[Extracted data entries]
((

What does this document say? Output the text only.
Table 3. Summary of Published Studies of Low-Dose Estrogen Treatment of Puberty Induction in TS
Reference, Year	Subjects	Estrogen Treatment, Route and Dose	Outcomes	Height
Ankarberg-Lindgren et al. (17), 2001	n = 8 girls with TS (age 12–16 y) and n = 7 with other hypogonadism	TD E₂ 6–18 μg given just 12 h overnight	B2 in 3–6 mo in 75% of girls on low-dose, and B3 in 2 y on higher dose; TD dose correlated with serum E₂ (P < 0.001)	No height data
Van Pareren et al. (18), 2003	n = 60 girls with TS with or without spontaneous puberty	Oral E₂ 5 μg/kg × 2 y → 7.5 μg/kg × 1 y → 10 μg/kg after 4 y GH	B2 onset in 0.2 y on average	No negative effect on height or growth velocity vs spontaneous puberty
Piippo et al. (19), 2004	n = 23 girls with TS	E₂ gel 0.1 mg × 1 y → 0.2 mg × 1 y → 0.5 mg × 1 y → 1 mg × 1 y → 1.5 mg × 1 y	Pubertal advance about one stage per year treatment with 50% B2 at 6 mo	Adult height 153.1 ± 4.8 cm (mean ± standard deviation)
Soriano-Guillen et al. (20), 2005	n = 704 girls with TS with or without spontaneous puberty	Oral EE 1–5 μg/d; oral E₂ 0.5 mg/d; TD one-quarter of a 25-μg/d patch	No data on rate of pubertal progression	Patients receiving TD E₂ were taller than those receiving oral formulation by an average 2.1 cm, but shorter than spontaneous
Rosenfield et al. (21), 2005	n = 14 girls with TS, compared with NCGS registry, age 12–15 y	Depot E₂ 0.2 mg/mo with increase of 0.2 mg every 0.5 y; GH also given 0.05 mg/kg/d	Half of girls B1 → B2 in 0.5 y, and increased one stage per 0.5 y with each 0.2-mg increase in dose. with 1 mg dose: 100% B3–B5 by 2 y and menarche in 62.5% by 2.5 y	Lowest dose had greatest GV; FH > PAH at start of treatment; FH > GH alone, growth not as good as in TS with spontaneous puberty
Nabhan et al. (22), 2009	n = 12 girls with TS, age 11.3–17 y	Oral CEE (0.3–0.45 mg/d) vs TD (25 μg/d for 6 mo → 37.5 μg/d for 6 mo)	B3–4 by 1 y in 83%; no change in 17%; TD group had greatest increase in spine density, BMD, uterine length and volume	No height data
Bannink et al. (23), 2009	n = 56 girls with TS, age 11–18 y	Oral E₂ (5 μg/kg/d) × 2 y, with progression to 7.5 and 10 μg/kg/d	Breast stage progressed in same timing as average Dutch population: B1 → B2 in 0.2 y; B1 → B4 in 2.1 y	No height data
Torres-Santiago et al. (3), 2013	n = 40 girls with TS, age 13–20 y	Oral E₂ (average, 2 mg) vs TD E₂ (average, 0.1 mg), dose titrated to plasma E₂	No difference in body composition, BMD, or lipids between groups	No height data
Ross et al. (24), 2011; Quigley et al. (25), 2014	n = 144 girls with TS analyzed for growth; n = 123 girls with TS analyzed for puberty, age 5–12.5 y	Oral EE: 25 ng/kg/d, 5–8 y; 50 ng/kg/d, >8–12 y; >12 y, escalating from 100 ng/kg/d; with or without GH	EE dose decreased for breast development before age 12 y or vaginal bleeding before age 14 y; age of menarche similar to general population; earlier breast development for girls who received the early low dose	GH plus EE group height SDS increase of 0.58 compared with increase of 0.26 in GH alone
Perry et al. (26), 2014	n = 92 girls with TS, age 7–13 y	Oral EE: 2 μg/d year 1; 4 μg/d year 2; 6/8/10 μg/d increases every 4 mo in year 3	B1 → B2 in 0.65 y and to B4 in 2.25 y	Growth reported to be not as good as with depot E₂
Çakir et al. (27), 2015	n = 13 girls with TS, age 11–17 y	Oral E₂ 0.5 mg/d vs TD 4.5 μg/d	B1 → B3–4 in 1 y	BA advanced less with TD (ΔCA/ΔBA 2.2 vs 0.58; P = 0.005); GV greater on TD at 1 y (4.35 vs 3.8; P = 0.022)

))
((

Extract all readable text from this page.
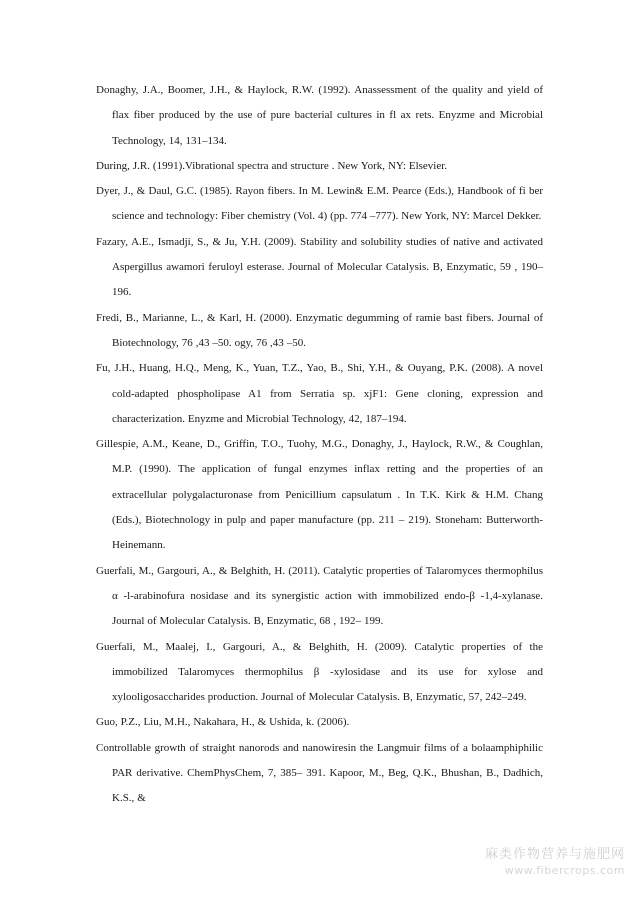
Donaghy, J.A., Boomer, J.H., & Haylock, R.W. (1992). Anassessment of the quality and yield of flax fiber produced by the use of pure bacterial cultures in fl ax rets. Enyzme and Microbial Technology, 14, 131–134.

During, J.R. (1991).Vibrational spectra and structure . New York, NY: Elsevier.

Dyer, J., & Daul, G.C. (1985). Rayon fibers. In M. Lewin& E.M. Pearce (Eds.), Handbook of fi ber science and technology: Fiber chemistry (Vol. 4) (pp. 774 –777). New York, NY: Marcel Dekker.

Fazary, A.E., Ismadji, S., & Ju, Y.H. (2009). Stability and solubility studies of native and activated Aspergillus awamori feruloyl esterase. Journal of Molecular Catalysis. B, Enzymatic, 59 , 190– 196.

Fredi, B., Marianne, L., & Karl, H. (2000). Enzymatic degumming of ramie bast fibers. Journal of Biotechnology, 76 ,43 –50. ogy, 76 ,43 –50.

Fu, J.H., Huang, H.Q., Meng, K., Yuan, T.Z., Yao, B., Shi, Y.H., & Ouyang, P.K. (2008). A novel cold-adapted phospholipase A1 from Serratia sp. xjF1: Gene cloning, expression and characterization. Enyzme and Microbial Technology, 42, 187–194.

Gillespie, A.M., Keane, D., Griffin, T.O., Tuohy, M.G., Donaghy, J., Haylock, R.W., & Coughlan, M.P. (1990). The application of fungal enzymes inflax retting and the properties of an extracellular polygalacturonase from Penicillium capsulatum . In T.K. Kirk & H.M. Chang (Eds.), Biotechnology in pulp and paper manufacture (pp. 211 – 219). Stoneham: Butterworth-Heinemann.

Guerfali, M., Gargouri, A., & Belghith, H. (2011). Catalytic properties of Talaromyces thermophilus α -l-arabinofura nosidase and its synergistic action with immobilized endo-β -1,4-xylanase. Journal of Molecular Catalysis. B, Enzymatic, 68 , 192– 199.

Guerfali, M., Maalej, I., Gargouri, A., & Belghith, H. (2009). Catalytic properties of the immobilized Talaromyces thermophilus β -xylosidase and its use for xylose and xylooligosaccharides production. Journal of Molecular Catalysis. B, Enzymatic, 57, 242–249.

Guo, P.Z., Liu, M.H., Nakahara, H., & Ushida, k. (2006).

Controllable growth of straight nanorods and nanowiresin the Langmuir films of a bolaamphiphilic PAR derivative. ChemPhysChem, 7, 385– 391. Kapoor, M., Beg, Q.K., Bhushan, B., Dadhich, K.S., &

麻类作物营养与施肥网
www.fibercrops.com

))

# [Activity]
Search the entries above for the string "this". Copy each line in which it appears.

# [Task solution]
What does this document say? Output the text only.
Extract all readable text from this page.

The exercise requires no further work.